Data entries for graphics
----
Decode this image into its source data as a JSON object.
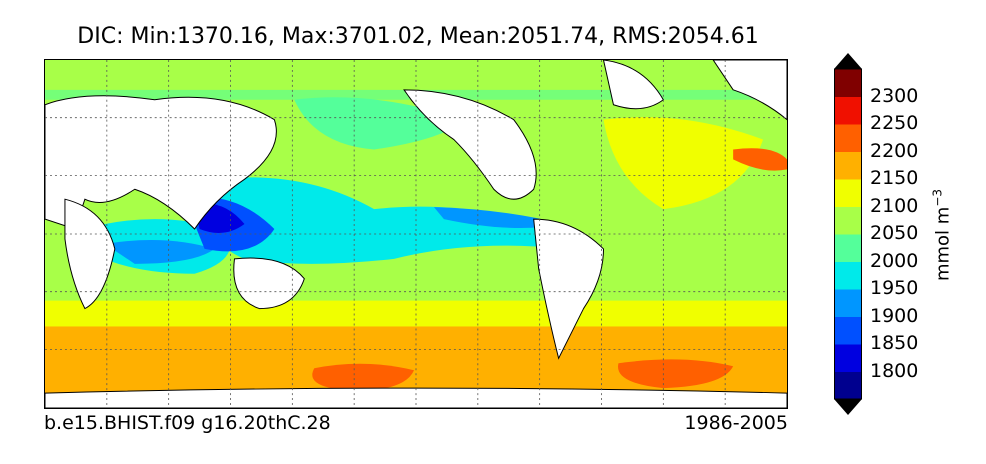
{
  "title": "DIC: Min:1370.16, Max:3701.02, Mean:2051.74, RMS:2054.61",
  "footer": {
    "case_name": "b.e15.BHIST.f09 g16.20thC.28",
    "period": "1986-2005"
  },
  "colorbar": {
    "label": "mmol m",
    "label_exponent": "−3",
    "ticks": [
      "1800",
      "1850",
      "1900",
      "1950",
      "2000",
      "2050",
      "2100",
      "2150",
      "2200",
      "2250",
      "2300"
    ],
    "level_colors": [
      "#00008f",
      "#0000e0",
      "#0050ff",
      "#0096ff",
      "#00eaea",
      "#54ff9a",
      "#a8ff48",
      "#f0ff00",
      "#ffb000",
      "#ff6000",
      "#f01000",
      "#800000"
    ]
  },
  "map": {
    "colors": {
      "land": "#ffffff",
      "ocean_low_lat": "#a8ff48",
      "southern_ocean": "#ffb000",
      "grid": "#555555"
    }
  }
}
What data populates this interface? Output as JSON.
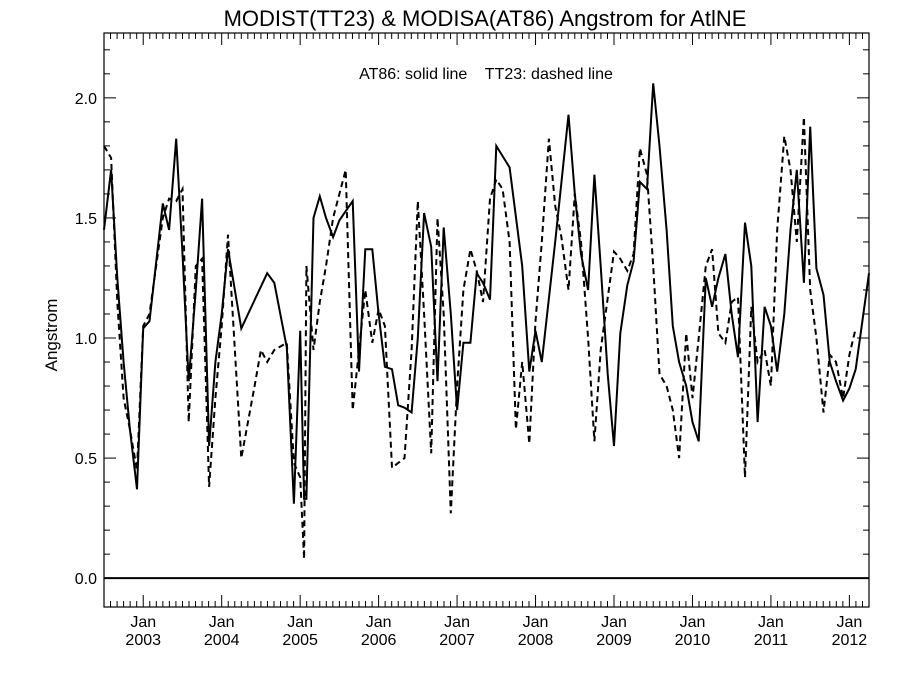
{
  "chart_data": {
    "type": "line",
    "title": "MODIST(TT23) & MODISA(AT86)  Angstrom for AtlNE",
    "annotation": "AT86: solid line    TT23: dashed line",
    "ylabel": "Angstrom",
    "xlabel": "",
    "ylim": [
      -0.12,
      2.27
    ],
    "xlim": [
      2002.5,
      2012.25
    ],
    "yticks": [
      {
        "value": 0.0,
        "label": "0.0"
      },
      {
        "value": 0.5,
        "label": "0.5"
      },
      {
        "value": 1.0,
        "label": "1.0"
      },
      {
        "value": 1.5,
        "label": "1.5"
      },
      {
        "value": 2.0,
        "label": "2.0"
      }
    ],
    "xticks": [
      {
        "value": 2003,
        "month": "Jan",
        "year": "2003"
      },
      {
        "value": 2004,
        "month": "Jan",
        "year": "2004"
      },
      {
        "value": 2005,
        "month": "Jan",
        "year": "2005"
      },
      {
        "value": 2006,
        "month": "Jan",
        "year": "2006"
      },
      {
        "value": 2007,
        "month": "Jan",
        "year": "2007"
      },
      {
        "value": 2008,
        "month": "Jan",
        "year": "2008"
      },
      {
        "value": 2009,
        "month": "Jan",
        "year": "2009"
      },
      {
        "value": 2010,
        "month": "Jan",
        "year": "2010"
      },
      {
        "value": 2011,
        "month": "Jan",
        "year": "2011"
      },
      {
        "value": 2012,
        "month": "Jan",
        "year": "2012"
      }
    ],
    "grid": false,
    "reference_line": {
      "y": 0.0
    },
    "series": [
      {
        "name": "AT86",
        "style": "solid",
        "color": "#000000",
        "points": [
          [
            2002.5,
            1.45
          ],
          [
            2002.59,
            1.7
          ],
          [
            2002.67,
            1.25
          ],
          [
            2002.75,
            0.9
          ],
          [
            2002.83,
            0.62
          ],
          [
            2002.92,
            0.37
          ],
          [
            2003.0,
            1.04
          ],
          [
            2003.08,
            1.07
          ],
          [
            2003.25,
            1.56
          ],
          [
            2003.33,
            1.45
          ],
          [
            2003.42,
            1.83
          ],
          [
            2003.5,
            1.35
          ],
          [
            2003.58,
            0.82
          ],
          [
            2003.67,
            1.2
          ],
          [
            2003.75,
            1.58
          ],
          [
            2003.84,
            0.55
          ],
          [
            2003.92,
            0.9
          ],
          [
            2004.0,
            1.1
          ],
          [
            2004.08,
            1.37
          ],
          [
            2004.25,
            1.04
          ],
          [
            2004.58,
            1.27
          ],
          [
            2004.67,
            1.23
          ],
          [
            2004.83,
            0.96
          ],
          [
            2004.92,
            0.31
          ],
          [
            2005.0,
            1.03
          ],
          [
            2005.05,
            0.33
          ],
          [
            2005.08,
            0.33
          ],
          [
            2005.17,
            1.5
          ],
          [
            2005.25,
            1.59
          ],
          [
            2005.33,
            1.5
          ],
          [
            2005.42,
            1.42
          ],
          [
            2005.5,
            1.49
          ],
          [
            2005.67,
            1.57
          ],
          [
            2005.75,
            0.86
          ],
          [
            2005.83,
            1.37
          ],
          [
            2005.92,
            1.37
          ],
          [
            2006.0,
            1.1
          ],
          [
            2006.08,
            0.88
          ],
          [
            2006.17,
            0.87
          ],
          [
            2006.25,
            0.72
          ],
          [
            2006.33,
            0.71
          ],
          [
            2006.42,
            0.69
          ],
          [
            2006.5,
            1.0
          ],
          [
            2006.58,
            1.52
          ],
          [
            2006.67,
            1.38
          ],
          [
            2006.75,
            0.82
          ],
          [
            2006.83,
            1.46
          ],
          [
            2006.92,
            1.1
          ],
          [
            2007.0,
            0.7
          ],
          [
            2007.08,
            0.98
          ],
          [
            2007.17,
            0.98
          ],
          [
            2007.25,
            1.27
          ],
          [
            2007.33,
            1.23
          ],
          [
            2007.42,
            1.16
          ],
          [
            2007.5,
            1.8
          ],
          [
            2007.67,
            1.71
          ],
          [
            2007.83,
            1.3
          ],
          [
            2007.92,
            0.86
          ],
          [
            2008.0,
            1.03
          ],
          [
            2008.08,
            0.9
          ],
          [
            2008.25,
            1.4
          ],
          [
            2008.42,
            1.93
          ],
          [
            2008.5,
            1.6
          ],
          [
            2008.58,
            1.35
          ],
          [
            2008.67,
            1.2
          ],
          [
            2008.75,
            1.68
          ],
          [
            2008.83,
            1.3
          ],
          [
            2008.92,
            0.85
          ],
          [
            2009.0,
            0.55
          ],
          [
            2009.08,
            1.02
          ],
          [
            2009.17,
            1.22
          ],
          [
            2009.25,
            1.32
          ],
          [
            2009.33,
            1.65
          ],
          [
            2009.42,
            1.62
          ],
          [
            2009.5,
            2.06
          ],
          [
            2009.58,
            1.8
          ],
          [
            2009.67,
            1.45
          ],
          [
            2009.75,
            1.05
          ],
          [
            2009.83,
            0.9
          ],
          [
            2009.92,
            0.8
          ],
          [
            2010.0,
            0.65
          ],
          [
            2010.08,
            0.57
          ],
          [
            2010.17,
            1.25
          ],
          [
            2010.25,
            1.13
          ],
          [
            2010.33,
            1.25
          ],
          [
            2010.42,
            1.35
          ],
          [
            2010.5,
            1.1
          ],
          [
            2010.58,
            0.92
          ],
          [
            2010.67,
            1.48
          ],
          [
            2010.75,
            1.3
          ],
          [
            2010.83,
            0.65
          ],
          [
            2010.92,
            1.13
          ],
          [
            2011.0,
            1.05
          ],
          [
            2011.08,
            0.86
          ],
          [
            2011.17,
            1.1
          ],
          [
            2011.25,
            1.45
          ],
          [
            2011.33,
            1.7
          ],
          [
            2011.42,
            1.23
          ],
          [
            2011.5,
            1.88
          ],
          [
            2011.58,
            1.29
          ],
          [
            2011.67,
            1.18
          ],
          [
            2011.75,
            0.9
          ],
          [
            2011.83,
            0.82
          ],
          [
            2011.92,
            0.74
          ],
          [
            2012.0,
            0.79
          ],
          [
            2012.08,
            0.87
          ],
          [
            2012.17,
            1.08
          ],
          [
            2012.25,
            1.27
          ]
        ]
      },
      {
        "name": "TT23",
        "style": "dashed",
        "color": "#000000",
        "points": [
          [
            2002.5,
            1.8
          ],
          [
            2002.59,
            1.75
          ],
          [
            2002.67,
            1.15
          ],
          [
            2002.75,
            0.75
          ],
          [
            2002.83,
            0.62
          ],
          [
            2002.92,
            0.45
          ],
          [
            2003.0,
            1.05
          ],
          [
            2003.08,
            1.1
          ],
          [
            2003.25,
            1.5
          ],
          [
            2003.33,
            1.58
          ],
          [
            2003.42,
            1.57
          ],
          [
            2003.5,
            1.62
          ],
          [
            2003.58,
            0.65
          ],
          [
            2003.67,
            1.3
          ],
          [
            2003.75,
            1.33
          ],
          [
            2003.84,
            0.38
          ],
          [
            2003.92,
            0.75
          ],
          [
            2004.0,
            1.05
          ],
          [
            2004.08,
            1.43
          ],
          [
            2004.25,
            0.5
          ],
          [
            2004.42,
            0.8
          ],
          [
            2004.5,
            0.95
          ],
          [
            2004.58,
            0.9
          ],
          [
            2004.67,
            0.95
          ],
          [
            2004.83,
            0.98
          ],
          [
            2004.92,
            0.48
          ],
          [
            2005.0,
            0.42
          ],
          [
            2005.05,
            0.08
          ],
          [
            2005.08,
            1.3
          ],
          [
            2005.17,
            0.95
          ],
          [
            2005.25,
            1.15
          ],
          [
            2005.33,
            1.3
          ],
          [
            2005.42,
            1.5
          ],
          [
            2005.58,
            1.7
          ],
          [
            2005.67,
            0.7
          ],
          [
            2005.75,
            0.95
          ],
          [
            2005.83,
            1.2
          ],
          [
            2005.92,
            0.98
          ],
          [
            2006.0,
            1.12
          ],
          [
            2006.08,
            1.05
          ],
          [
            2006.17,
            0.46
          ],
          [
            2006.33,
            0.5
          ],
          [
            2006.42,
            0.95
          ],
          [
            2006.5,
            1.57
          ],
          [
            2006.58,
            1.1
          ],
          [
            2006.67,
            0.52
          ],
          [
            2006.75,
            1.5
          ],
          [
            2006.83,
            1.1
          ],
          [
            2006.92,
            0.27
          ],
          [
            2007.0,
            0.8
          ],
          [
            2007.08,
            1.2
          ],
          [
            2007.17,
            1.37
          ],
          [
            2007.25,
            1.28
          ],
          [
            2007.33,
            1.15
          ],
          [
            2007.42,
            1.58
          ],
          [
            2007.5,
            1.66
          ],
          [
            2007.58,
            1.62
          ],
          [
            2007.67,
            1.4
          ],
          [
            2007.75,
            0.62
          ],
          [
            2007.83,
            0.9
          ],
          [
            2007.92,
            0.56
          ],
          [
            2008.0,
            1.07
          ],
          [
            2008.08,
            1.4
          ],
          [
            2008.17,
            1.83
          ],
          [
            2008.25,
            1.55
          ],
          [
            2008.33,
            1.42
          ],
          [
            2008.42,
            1.2
          ],
          [
            2008.5,
            1.6
          ],
          [
            2008.58,
            1.4
          ],
          [
            2008.67,
            1.0
          ],
          [
            2008.75,
            0.57
          ],
          [
            2008.83,
            0.95
          ],
          [
            2009.0,
            1.36
          ],
          [
            2009.08,
            1.33
          ],
          [
            2009.17,
            1.28
          ],
          [
            2009.25,
            1.35
          ],
          [
            2009.33,
            1.79
          ],
          [
            2009.42,
            1.68
          ],
          [
            2009.5,
            1.3
          ],
          [
            2009.58,
            0.85
          ],
          [
            2009.67,
            0.8
          ],
          [
            2009.75,
            0.7
          ],
          [
            2009.83,
            0.5
          ],
          [
            2009.92,
            1.02
          ],
          [
            2010.0,
            0.75
          ],
          [
            2010.08,
            1.0
          ],
          [
            2010.17,
            1.3
          ],
          [
            2010.25,
            1.37
          ],
          [
            2010.33,
            1.02
          ],
          [
            2010.42,
            0.98
          ],
          [
            2010.5,
            1.15
          ],
          [
            2010.58,
            1.17
          ],
          [
            2010.67,
            0.42
          ],
          [
            2010.75,
            1.13
          ],
          [
            2010.83,
            0.9
          ],
          [
            2010.92,
            0.95
          ],
          [
            2011.0,
            0.8
          ],
          [
            2011.08,
            1.45
          ],
          [
            2011.17,
            1.84
          ],
          [
            2011.25,
            1.7
          ],
          [
            2011.33,
            1.4
          ],
          [
            2011.42,
            1.92
          ],
          [
            2011.5,
            1.2
          ],
          [
            2011.58,
            1.0
          ],
          [
            2011.67,
            0.69
          ],
          [
            2011.75,
            0.93
          ],
          [
            2011.83,
            0.9
          ],
          [
            2011.92,
            0.75
          ],
          [
            2012.0,
            0.93
          ],
          [
            2012.08,
            1.04
          ]
        ]
      }
    ]
  }
}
----
• Task: Copy out each line of the records that holds the string "dashed".

• Result for this exercise:
    "annotation": "AT86: solid line    TT23: dashed line",
        "style": "dashed",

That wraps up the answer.